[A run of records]

[BEGIN]

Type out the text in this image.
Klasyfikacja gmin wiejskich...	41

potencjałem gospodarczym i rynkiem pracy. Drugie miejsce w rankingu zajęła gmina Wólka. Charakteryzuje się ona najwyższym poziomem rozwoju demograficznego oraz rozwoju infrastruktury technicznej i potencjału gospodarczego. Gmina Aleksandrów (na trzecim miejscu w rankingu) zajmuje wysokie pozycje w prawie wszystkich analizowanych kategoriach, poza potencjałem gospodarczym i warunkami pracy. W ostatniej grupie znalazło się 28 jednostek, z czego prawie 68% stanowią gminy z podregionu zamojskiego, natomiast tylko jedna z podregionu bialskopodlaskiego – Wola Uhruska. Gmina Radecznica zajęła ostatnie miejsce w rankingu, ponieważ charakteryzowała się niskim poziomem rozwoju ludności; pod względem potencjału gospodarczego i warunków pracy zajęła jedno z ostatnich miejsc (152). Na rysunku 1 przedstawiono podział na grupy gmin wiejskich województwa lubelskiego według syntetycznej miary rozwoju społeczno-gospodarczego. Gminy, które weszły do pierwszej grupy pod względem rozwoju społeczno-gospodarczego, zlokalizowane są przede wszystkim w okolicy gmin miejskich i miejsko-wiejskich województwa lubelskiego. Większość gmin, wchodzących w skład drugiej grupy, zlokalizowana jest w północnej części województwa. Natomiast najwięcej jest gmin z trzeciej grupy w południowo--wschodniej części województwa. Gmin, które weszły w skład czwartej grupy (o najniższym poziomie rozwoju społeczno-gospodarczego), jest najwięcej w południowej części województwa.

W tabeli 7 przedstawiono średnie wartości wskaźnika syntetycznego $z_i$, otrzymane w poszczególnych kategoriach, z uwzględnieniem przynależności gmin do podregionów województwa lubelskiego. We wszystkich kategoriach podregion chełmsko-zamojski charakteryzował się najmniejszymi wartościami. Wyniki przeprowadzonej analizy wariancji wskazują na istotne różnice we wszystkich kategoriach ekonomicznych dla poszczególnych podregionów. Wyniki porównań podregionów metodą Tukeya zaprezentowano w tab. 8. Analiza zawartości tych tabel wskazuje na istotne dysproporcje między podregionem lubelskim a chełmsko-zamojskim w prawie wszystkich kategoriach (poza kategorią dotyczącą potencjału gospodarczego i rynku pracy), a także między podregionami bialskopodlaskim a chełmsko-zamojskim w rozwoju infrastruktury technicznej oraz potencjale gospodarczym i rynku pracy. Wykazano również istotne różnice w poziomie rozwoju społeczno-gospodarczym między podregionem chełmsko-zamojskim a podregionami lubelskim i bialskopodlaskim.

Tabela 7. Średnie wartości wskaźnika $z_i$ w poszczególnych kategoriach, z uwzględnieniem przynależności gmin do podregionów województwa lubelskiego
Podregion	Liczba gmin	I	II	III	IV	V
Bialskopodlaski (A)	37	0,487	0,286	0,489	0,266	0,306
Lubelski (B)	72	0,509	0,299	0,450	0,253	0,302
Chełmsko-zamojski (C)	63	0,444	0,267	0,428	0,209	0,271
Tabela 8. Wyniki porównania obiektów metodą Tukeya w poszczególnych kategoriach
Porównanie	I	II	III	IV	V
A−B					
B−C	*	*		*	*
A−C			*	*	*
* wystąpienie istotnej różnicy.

[END]

[PROBLEM TO WORK ON] Your task is to retype all the records above with nothing left out.

[SOLUTION TO THIS EXERCISE]
Type out the text in this image.
Klasyfikacja gmin wiejskich...	41

potencjałem gospodarczym i rynkiem pracy. Drugie miejsce w rankingu zajęła gmina Wólka. Charakteryzuje się ona najwyższym poziomem rozwoju demograficznego oraz rozwoju infrastruktury technicznej i potencjału gospodarczego. Gmina Aleksandrów (na trzecim miejscu w rankingu) zajmuje wysokie pozycje w prawie wszystkich analizowanych kategoriach, poza potencjałem gospodarczym i warunkami pracy. W ostatniej grupie znalazło się 28 jednostek, z czego prawie 68% stanowią gminy z podregionu zamojskiego, natomiast tylko jedna z podregionu bialskopodlaskiego – Wola Uhruska. Gmina Radecznica zajęła ostatnie miejsce w rankingu, ponieważ charakteryzowała się niskim poziomem rozwoju ludności; pod względem potencjału gospodarczego i warunków pracy zajęła jedno z ostatnich miejsc (152). Na rysunku 1 przedstawiono podział na grupy gmin wiejskich województwa lubelskiego według syntetycznej miary rozwoju społeczno-gospodarczego. Gminy, które weszły do pierwszej grupy pod względem rozwoju społeczno-gospodarczego, zlokalizowane są przede wszystkim w okolicy gmin miejskich i miejsko-wiejskich województwa lubelskiego. Większość gmin, wchodzących w skład drugiej grupy, zlokalizowana jest w północnej części województwa. Natomiast najwięcej jest gmin z trzeciej grupy w południowo--wschodniej części województwa. Gmin, które weszły w skład czwartej grupy (o najniższym poziomie rozwoju społeczno-gospodarczego), jest najwięcej w południowej części województwa.

W tabeli 7 przedstawiono średnie wartości wskaźnika syntetycznego $z_i$, otrzymane w poszczególnych kategoriach, z uwzględnieniem przynależności gmin do podregionów województwa lubelskiego. We wszystkich kategoriach podregion chełmsko-zamojski charakteryzował się najmniejszymi wartościami. Wyniki przeprowadzonej analizy wariancji wskazują na istotne różnice we wszystkich kategoriach ekonomicznych dla poszczególnych podregionów. Wyniki porównań podregionów metodą Tukeya zaprezentowano w tab. 8. Analiza zawartości tych tabel wskazuje na istotne dysproporcje między podregionem lubelskim a chełmsko-zamojskim w prawie wszystkich kategoriach (poza kategorią dotyczącą potencjału gospodarczego i rynku pracy), a także między podregionami bialskopodlaskim a chełmsko-zamojskim w rozwoju infrastruktury technicznej oraz potencjale gospodarczym i rynku pracy. Wykazano również istotne różnice w poziomie rozwoju społeczno-gospodarczym między podregionem chełmsko-zamojskim a podregionami lubelskim i bialskopodlaskim.

Tabela 7. Średnie wartości wskaźnika $z_i$ w poszczególnych kategoriach, z uwzględnieniem przynależności gmin do podregionów województwa lubelskiego
Podregion	Liczba gmin	I	II	III	IV	V
Bialskopodlaski (A)	37	0,487	0,286	0,489	0,266	0,306
Lubelski (B)	72	0,509	0,299	0,450	0,253	0,302
Chełmsko-zamojski (C)	63	0,444	0,267	0,428	0,209	0,271
Tabela 8. Wyniki porównania obiektów metodą Tukeya w poszczególnych kategoriach
Porównanie	I	II	III	IV	V
A−B					
B−C	*	*		*	*
A−C			*	*	*
* wystąpienie istotnej różnicy.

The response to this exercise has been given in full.